The task: Restate each entry word for word, leaving nothing out.
— Start of Given entries —
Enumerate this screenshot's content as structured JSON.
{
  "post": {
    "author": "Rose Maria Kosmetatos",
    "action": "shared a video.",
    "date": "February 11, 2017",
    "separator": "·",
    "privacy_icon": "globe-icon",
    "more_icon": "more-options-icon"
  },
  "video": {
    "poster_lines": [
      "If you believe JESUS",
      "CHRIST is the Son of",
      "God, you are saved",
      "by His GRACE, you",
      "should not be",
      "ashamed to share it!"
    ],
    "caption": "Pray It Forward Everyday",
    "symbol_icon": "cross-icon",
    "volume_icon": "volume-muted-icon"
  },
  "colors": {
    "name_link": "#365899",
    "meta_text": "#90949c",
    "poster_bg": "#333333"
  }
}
— End of Given entries —
Reply:
Enumerate this screenshot's content as structured JSON.
{
  "post": {
    "author": "Rose Maria Kosmetatos",
    "action": "shared a video.",
    "date": "February 11, 2017",
    "separator": "·",
    "privacy_icon": "globe-icon",
    "more_icon": "more-options-icon"
  },
  "video": {
    "poster_lines": [
      "If you believe JESUS",
      "CHRIST is the Son of",
      "God, you are saved",
      "by His GRACE, you",
      "should not be",
      "ashamed to share it!"
    ],
    "caption": "Pray It Forward Everyday",
    "symbol_icon": "cross-icon",
    "volume_icon": "volume-muted-icon"
  },
  "colors": {
    "name_link": "#365899",
    "meta_text": "#90949c",
    "poster_bg": "#333333"
  }
}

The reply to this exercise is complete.